» Job
Extract the full listing below without altering a single character.

» Data extract

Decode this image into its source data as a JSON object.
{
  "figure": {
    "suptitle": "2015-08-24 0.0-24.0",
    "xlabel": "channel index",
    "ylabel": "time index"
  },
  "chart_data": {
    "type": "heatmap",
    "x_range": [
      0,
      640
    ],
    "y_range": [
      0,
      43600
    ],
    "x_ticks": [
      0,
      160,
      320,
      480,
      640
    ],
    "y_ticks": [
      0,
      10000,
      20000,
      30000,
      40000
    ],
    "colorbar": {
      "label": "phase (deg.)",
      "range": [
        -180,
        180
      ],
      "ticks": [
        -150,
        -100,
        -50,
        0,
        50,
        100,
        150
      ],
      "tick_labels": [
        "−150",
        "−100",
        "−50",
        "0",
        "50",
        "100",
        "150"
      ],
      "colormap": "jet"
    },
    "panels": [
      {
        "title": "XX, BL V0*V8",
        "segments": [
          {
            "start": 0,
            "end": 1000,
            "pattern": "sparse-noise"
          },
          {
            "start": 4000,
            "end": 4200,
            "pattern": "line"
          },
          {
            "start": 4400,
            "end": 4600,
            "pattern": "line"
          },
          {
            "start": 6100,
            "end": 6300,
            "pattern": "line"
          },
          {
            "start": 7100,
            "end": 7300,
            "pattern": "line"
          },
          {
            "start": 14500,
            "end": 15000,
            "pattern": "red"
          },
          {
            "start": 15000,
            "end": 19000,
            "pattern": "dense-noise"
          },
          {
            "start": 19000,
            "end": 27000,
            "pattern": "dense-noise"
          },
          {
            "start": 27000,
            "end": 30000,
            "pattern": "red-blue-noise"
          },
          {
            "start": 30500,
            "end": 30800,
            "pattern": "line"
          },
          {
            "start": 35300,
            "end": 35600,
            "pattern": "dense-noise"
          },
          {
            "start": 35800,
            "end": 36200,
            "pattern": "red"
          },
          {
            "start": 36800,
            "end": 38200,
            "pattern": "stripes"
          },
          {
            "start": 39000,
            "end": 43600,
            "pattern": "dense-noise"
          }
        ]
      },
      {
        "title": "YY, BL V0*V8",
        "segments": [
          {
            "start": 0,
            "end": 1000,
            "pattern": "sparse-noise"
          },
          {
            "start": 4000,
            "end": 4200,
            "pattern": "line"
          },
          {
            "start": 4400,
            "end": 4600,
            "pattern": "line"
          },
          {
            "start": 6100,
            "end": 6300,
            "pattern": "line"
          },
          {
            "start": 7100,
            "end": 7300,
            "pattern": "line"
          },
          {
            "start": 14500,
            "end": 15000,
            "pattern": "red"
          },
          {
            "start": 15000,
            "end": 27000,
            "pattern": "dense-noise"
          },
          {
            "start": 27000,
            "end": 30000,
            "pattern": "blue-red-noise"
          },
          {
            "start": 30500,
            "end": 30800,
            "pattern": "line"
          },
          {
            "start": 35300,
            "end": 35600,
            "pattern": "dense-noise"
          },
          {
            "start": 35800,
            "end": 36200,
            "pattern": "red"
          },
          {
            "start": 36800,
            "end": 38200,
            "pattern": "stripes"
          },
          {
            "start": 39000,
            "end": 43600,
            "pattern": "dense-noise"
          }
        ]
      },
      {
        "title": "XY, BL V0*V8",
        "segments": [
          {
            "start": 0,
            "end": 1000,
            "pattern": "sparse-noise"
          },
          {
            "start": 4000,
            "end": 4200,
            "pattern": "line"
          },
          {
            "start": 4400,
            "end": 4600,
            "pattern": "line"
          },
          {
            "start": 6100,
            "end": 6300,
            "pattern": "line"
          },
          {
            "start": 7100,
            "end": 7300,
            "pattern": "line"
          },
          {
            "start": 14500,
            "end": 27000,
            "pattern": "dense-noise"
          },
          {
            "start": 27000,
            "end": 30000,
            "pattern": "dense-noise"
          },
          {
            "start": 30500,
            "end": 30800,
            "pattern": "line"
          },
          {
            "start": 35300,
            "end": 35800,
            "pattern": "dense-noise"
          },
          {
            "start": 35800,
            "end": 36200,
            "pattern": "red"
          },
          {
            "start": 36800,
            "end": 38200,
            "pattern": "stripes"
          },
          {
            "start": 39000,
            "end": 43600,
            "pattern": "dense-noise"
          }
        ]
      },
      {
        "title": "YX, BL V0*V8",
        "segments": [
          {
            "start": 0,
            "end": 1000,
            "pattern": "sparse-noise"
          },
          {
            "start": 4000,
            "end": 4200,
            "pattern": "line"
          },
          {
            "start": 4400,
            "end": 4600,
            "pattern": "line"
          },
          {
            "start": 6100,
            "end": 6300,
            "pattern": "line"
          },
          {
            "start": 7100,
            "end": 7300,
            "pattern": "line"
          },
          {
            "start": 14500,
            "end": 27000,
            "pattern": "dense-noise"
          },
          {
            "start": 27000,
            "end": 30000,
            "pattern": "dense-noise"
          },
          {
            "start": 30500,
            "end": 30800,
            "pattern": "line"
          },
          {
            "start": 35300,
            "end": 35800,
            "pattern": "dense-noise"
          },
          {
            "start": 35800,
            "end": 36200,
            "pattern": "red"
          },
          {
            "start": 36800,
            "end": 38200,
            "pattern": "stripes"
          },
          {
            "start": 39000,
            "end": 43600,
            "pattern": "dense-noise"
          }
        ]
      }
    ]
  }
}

» Finished task
Decode this image into its source data as a JSON object.
{
  "figure": {
    "suptitle": "2015-08-24 0.0-24.0",
    "xlabel": "channel index",
    "ylabel": "time index"
  },
  "chart_data": {
    "type": "heatmap",
    "x_range": [
      0,
      640
    ],
    "y_range": [
      0,
      43600
    ],
    "x_ticks": [
      0,
      160,
      320,
      480,
      640
    ],
    "y_ticks": [
      0,
      10000,
      20000,
      30000,
      40000
    ],
    "colorbar": {
      "label": "phase (deg.)",
      "range": [
        -180,
        180
      ],
      "ticks": [
        -150,
        -100,
        -50,
        0,
        50,
        100,
        150
      ],
      "tick_labels": [
        "−150",
        "−100",
        "−50",
        "0",
        "50",
        "100",
        "150"
      ],
      "colormap": "jet"
    },
    "panels": [
      {
        "title": "XX, BL V0*V8",
        "segments": [
          {
            "start": 0,
            "end": 1000,
            "pattern": "sparse-noise"
          },
          {
            "start": 4000,
            "end": 4200,
            "pattern": "line"
          },
          {
            "start": 4400,
            "end": 4600,
            "pattern": "line"
          },
          {
            "start": 6100,
            "end": 6300,
            "pattern": "line"
          },
          {
            "start": 7100,
            "end": 7300,
            "pattern": "line"
          },
          {
            "start": 14500,
            "end": 15000,
            "pattern": "red"
          },
          {
            "start": 15000,
            "end": 19000,
            "pattern": "dense-noise"
          },
          {
            "start": 19000,
            "end": 27000,
            "pattern": "dense-noise"
          },
          {
            "start": 27000,
            "end": 30000,
            "pattern": "red-blue-noise"
          },
          {
            "start": 30500,
            "end": 30800,
            "pattern": "line"
          },
          {
            "start": 35300,
            "end": 35600,
            "pattern": "dense-noise"
          },
          {
            "start": 35800,
            "end": 36200,
            "pattern": "red"
          },
          {
            "start": 36800,
            "end": 38200,
            "pattern": "stripes"
          },
          {
            "start": 39000,
            "end": 43600,
            "pattern": "dense-noise"
          }
        ]
      },
      {
        "title": "YY, BL V0*V8",
        "segments": [
          {
            "start": 0,
            "end": 1000,
            "pattern": "sparse-noise"
          },
          {
            "start": 4000,
            "end": 4200,
            "pattern": "line"
          },
          {
            "start": 4400,
            "end": 4600,
            "pattern": "line"
          },
          {
            "start": 6100,
            "end": 6300,
            "pattern": "line"
          },
          {
            "start": 7100,
            "end": 7300,
            "pattern": "line"
          },
          {
            "start": 14500,
            "end": 15000,
            "pattern": "red"
          },
          {
            "start": 15000,
            "end": 27000,
            "pattern": "dense-noise"
          },
          {
            "start": 27000,
            "end": 30000,
            "pattern": "blue-red-noise"
          },
          {
            "start": 30500,
            "end": 30800,
            "pattern": "line"
          },
          {
            "start": 35300,
            "end": 35600,
            "pattern": "dense-noise"
          },
          {
            "start": 35800,
            "end": 36200,
            "pattern": "red"
          },
          {
            "start": 36800,
            "end": 38200,
            "pattern": "stripes"
          },
          {
            "start": 39000,
            "end": 43600,
            "pattern": "dense-noise"
          }
        ]
      },
      {
        "title": "XY, BL V0*V8",
        "segments": [
          {
            "start": 0,
            "end": 1000,
            "pattern": "sparse-noise"
          },
          {
            "start": 4000,
            "end": 4200,
            "pattern": "line"
          },
          {
            "start": 4400,
            "end": 4600,
            "pattern": "line"
          },
          {
            "start": 6100,
            "end": 6300,
            "pattern": "line"
          },
          {
            "start": 7100,
            "end": 7300,
            "pattern": "line"
          },
          {
            "start": 14500,
            "end": 27000,
            "pattern": "dense-noise"
          },
          {
            "start": 27000,
            "end": 30000,
            "pattern": "dense-noise"
          },
          {
            "start": 30500,
            "end": 30800,
            "pattern": "line"
          },
          {
            "start": 35300,
            "end": 35800,
            "pattern": "dense-noise"
          },
          {
            "start": 35800,
            "end": 36200,
            "pattern": "red"
          },
          {
            "start": 36800,
            "end": 38200,
            "pattern": "stripes"
          },
          {
            "start": 39000,
            "end": 43600,
            "pattern": "dense-noise"
          }
        ]
      },
      {
        "title": "YX, BL V0*V8",
        "segments": [
          {
            "start": 0,
            "end": 1000,
            "pattern": "sparse-noise"
          },
          {
            "start": 4000,
            "end": 4200,
            "pattern": "line"
          },
          {
            "start": 4400,
            "end": 4600,
            "pattern": "line"
          },
          {
            "start": 6100,
            "end": 6300,
            "pattern": "line"
          },
          {
            "start": 7100,
            "end": 7300,
            "pattern": "line"
          },
          {
            "start": 14500,
            "end": 27000,
            "pattern": "dense-noise"
          },
          {
            "start": 27000,
            "end": 30000,
            "pattern": "dense-noise"
          },
          {
            "start": 30500,
            "end": 30800,
            "pattern": "line"
          },
          {
            "start": 35300,
            "end": 35800,
            "pattern": "dense-noise"
          },
          {
            "start": 35800,
            "end": 36200,
            "pattern": "red"
          },
          {
            "start": 36800,
            "end": 38200,
            "pattern": "stripes"
          },
          {
            "start": 39000,
            "end": 43600,
            "pattern": "dense-noise"
          }
        ]
      }
    ]
  }
}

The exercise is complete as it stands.